-- START DATASET EXCERPTS --
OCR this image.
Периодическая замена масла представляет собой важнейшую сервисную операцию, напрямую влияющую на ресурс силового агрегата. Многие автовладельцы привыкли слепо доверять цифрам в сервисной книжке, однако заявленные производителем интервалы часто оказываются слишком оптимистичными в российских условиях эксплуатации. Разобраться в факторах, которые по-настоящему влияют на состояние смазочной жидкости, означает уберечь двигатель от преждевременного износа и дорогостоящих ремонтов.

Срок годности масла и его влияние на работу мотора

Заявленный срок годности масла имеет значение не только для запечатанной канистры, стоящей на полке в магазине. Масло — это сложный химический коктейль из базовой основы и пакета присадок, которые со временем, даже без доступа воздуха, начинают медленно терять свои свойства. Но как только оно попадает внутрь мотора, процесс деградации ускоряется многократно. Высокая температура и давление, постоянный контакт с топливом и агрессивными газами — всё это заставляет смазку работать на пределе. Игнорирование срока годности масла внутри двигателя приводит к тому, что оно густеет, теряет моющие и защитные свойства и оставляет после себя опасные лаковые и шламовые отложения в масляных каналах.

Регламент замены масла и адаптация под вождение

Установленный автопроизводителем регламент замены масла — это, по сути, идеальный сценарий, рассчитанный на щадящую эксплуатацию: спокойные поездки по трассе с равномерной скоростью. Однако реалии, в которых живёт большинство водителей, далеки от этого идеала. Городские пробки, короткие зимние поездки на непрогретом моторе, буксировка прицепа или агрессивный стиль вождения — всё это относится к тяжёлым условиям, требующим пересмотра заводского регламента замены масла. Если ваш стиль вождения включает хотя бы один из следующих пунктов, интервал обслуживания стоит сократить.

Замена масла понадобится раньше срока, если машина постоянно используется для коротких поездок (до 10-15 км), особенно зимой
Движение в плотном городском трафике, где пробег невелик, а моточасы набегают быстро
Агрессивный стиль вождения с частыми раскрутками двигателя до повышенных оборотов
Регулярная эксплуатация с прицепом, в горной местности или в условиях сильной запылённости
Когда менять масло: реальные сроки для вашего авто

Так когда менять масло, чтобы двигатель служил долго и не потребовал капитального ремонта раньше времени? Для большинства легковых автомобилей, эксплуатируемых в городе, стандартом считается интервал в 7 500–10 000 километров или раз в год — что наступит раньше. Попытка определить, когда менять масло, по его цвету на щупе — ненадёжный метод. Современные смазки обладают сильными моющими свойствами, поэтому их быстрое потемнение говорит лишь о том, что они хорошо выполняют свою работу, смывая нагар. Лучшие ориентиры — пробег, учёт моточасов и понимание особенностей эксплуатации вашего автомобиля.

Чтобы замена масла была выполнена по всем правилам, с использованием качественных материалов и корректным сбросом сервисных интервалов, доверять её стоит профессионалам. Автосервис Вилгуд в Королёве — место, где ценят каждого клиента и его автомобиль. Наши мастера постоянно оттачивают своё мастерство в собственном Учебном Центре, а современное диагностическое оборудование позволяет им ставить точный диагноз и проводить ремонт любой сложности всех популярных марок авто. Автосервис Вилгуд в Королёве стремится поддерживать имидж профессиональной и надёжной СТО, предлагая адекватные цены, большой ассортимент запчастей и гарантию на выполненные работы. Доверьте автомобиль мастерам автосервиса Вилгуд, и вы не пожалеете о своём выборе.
-- END DATASET EXCERPTS --
Identify the lines of the entries containing the string "замены". Copy each such line.

Регламент замены масла и адаптация под вождение
Установленный автопроизводителем регламент замены масла — это, по сути, идеальный сценарий, рассчитанный на щадящую эксплуатацию: спокойные поездки по трассе с равномерной скоростью. Однако реалии, в которых живёт большинство водителей, далеки от этого идеала. Городские пробки, короткие зимние поездки на непрогретом моторе, буксировка прицепа или агрессивный стиль вождения — всё это относится к тяжёлым условиям, требующим пересмотра заводского регламента замены масла. Если ваш стиль вождения включает хотя бы один из следующих пунктов, интервал обслуживания стоит сократить.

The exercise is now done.